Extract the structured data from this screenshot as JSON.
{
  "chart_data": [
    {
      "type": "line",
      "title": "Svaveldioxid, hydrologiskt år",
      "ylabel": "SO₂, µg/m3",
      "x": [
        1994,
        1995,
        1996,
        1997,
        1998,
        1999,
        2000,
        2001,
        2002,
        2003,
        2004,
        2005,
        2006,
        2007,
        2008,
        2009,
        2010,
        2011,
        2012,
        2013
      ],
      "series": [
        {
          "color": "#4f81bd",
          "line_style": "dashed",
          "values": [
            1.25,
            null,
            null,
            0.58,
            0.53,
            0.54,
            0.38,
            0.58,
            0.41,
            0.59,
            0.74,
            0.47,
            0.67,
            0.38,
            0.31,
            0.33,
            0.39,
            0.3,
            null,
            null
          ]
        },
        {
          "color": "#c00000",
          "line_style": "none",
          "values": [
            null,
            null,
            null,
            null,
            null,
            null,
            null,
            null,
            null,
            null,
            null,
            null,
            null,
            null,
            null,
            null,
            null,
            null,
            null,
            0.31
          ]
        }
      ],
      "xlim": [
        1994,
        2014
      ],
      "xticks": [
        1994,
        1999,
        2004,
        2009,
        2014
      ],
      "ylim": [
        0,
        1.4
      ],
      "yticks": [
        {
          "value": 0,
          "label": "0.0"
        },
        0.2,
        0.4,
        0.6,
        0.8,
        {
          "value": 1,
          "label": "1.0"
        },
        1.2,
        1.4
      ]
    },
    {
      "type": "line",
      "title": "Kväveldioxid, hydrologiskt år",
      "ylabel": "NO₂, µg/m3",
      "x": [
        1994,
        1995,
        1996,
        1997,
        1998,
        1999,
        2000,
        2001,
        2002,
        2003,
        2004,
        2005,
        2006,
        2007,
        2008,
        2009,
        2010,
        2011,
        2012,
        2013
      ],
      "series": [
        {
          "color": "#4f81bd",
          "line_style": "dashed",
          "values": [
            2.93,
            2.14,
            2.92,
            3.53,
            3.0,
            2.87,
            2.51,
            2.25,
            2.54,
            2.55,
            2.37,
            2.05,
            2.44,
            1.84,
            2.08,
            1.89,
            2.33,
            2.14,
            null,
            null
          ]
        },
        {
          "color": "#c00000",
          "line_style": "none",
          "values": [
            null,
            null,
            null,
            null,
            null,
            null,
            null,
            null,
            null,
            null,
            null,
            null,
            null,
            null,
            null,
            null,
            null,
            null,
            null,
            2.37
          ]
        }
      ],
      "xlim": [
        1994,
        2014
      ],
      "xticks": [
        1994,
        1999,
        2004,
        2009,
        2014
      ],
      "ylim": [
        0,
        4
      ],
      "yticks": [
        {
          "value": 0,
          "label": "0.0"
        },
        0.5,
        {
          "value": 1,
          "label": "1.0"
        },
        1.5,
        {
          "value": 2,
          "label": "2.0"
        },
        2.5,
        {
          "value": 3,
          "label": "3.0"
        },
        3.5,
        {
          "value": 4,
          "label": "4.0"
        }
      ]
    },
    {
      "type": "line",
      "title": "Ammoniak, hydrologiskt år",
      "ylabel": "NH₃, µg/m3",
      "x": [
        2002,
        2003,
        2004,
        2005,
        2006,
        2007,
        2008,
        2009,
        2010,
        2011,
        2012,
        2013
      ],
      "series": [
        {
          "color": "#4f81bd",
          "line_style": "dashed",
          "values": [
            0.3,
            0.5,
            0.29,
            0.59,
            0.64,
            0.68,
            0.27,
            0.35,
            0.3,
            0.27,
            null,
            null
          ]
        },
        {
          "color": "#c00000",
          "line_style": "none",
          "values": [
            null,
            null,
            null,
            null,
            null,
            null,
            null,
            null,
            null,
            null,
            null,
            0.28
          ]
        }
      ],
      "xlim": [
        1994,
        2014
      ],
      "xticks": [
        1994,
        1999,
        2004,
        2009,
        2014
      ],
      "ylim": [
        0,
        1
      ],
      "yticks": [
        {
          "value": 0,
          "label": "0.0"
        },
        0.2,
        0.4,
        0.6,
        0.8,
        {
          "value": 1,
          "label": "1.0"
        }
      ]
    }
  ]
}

## What you have to do
Copy out every line of the data above, exactly as given.

## Worked answer
Extract the structured data from this screenshot as JSON.
{
  "chart_data": [
    {
      "type": "line",
      "title": "Svaveldioxid, hydrologiskt år",
      "ylabel": "SO₂, µg/m3",
      "x": [
        1994,
        1995,
        1996,
        1997,
        1998,
        1999,
        2000,
        2001,
        2002,
        2003,
        2004,
        2005,
        2006,
        2007,
        2008,
        2009,
        2010,
        2011,
        2012,
        2013
      ],
      "series": [
        {
          "color": "#4f81bd",
          "line_style": "dashed",
          "values": [
            1.25,
            null,
            null,
            0.58,
            0.53,
            0.54,
            0.38,
            0.58,
            0.41,
            0.59,
            0.74,
            0.47,
            0.67,
            0.38,
            0.31,
            0.33,
            0.39,
            0.3,
            null,
            null
          ]
        },
        {
          "color": "#c00000",
          "line_style": "none",
          "values": [
            null,
            null,
            null,
            null,
            null,
            null,
            null,
            null,
            null,
            null,
            null,
            null,
            null,
            null,
            null,
            null,
            null,
            null,
            null,
            0.31
          ]
        }
      ],
      "xlim": [
        1994,
        2014
      ],
      "xticks": [
        1994,
        1999,
        2004,
        2009,
        2014
      ],
      "ylim": [
        0,
        1.4
      ],
      "yticks": [
        {
          "value": 0,
          "label": "0.0"
        },
        0.2,
        0.4,
        0.6,
        0.8,
        {
          "value": 1,
          "label": "1.0"
        },
        1.2,
        1.4
      ]
    },
    {
      "type": "line",
      "title": "Kväveldioxid, hydrologiskt år",
      "ylabel": "NO₂, µg/m3",
      "x": [
        1994,
        1995,
        1996,
        1997,
        1998,
        1999,
        2000,
        2001,
        2002,
        2003,
        2004,
        2005,
        2006,
        2007,
        2008,
        2009,
        2010,
        2011,
        2012,
        2013
      ],
      "series": [
        {
          "color": "#4f81bd",
          "line_style": "dashed",
          "values": [
            2.93,
            2.14,
            2.92,
            3.53,
            3.0,
            2.87,
            2.51,
            2.25,
            2.54,
            2.55,
            2.37,
            2.05,
            2.44,
            1.84,
            2.08,
            1.89,
            2.33,
            2.14,
            null,
            null
          ]
        },
        {
          "color": "#c00000",
          "line_style": "none",
          "values": [
            null,
            null,
            null,
            null,
            null,
            null,
            null,
            null,
            null,
            null,
            null,
            null,
            null,
            null,
            null,
            null,
            null,
            null,
            null,
            2.37
          ]
        }
      ],
      "xlim": [
        1994,
        2014
      ],
      "xticks": [
        1994,
        1999,
        2004,
        2009,
        2014
      ],
      "ylim": [
        0,
        4
      ],
      "yticks": [
        {
          "value": 0,
          "label": "0.0"
        },
        0.5,
        {
          "value": 1,
          "label": "1.0"
        },
        1.5,
        {
          "value": 2,
          "label": "2.0"
        },
        2.5,
        {
          "value": 3,
          "label": "3.0"
        },
        3.5,
        {
          "value": 4,
          "label": "4.0"
        }
      ]
    },
    {
      "type": "line",
      "title": "Ammoniak, hydrologiskt år",
      "ylabel": "NH₃, µg/m3",
      "x": [
        2002,
        2003,
        2004,
        2005,
        2006,
        2007,
        2008,
        2009,
        2010,
        2011,
        2012,
        2013
      ],
      "series": [
        {
          "color": "#4f81bd",
          "line_style": "dashed",
          "values": [
            0.3,
            0.5,
            0.29,
            0.59,
            0.64,
            0.68,
            0.27,
            0.35,
            0.3,
            0.27,
            null,
            null
          ]
        },
        {
          "color": "#c00000",
          "line_style": "none",
          "values": [
            null,
            null,
            null,
            null,
            null,
            null,
            null,
            null,
            null,
            null,
            null,
            0.28
          ]
        }
      ],
      "xlim": [
        1994,
        2014
      ],
      "xticks": [
        1994,
        1999,
        2004,
        2009,
        2014
      ],
      "ylim": [
        0,
        1
      ],
      "yticks": [
        {
          "value": 0,
          "label": "0.0"
        },
        0.2,
        0.4,
        0.6,
        0.8,
        {
          "value": 1,
          "label": "1.0"
        }
      ]
    }
  ]
}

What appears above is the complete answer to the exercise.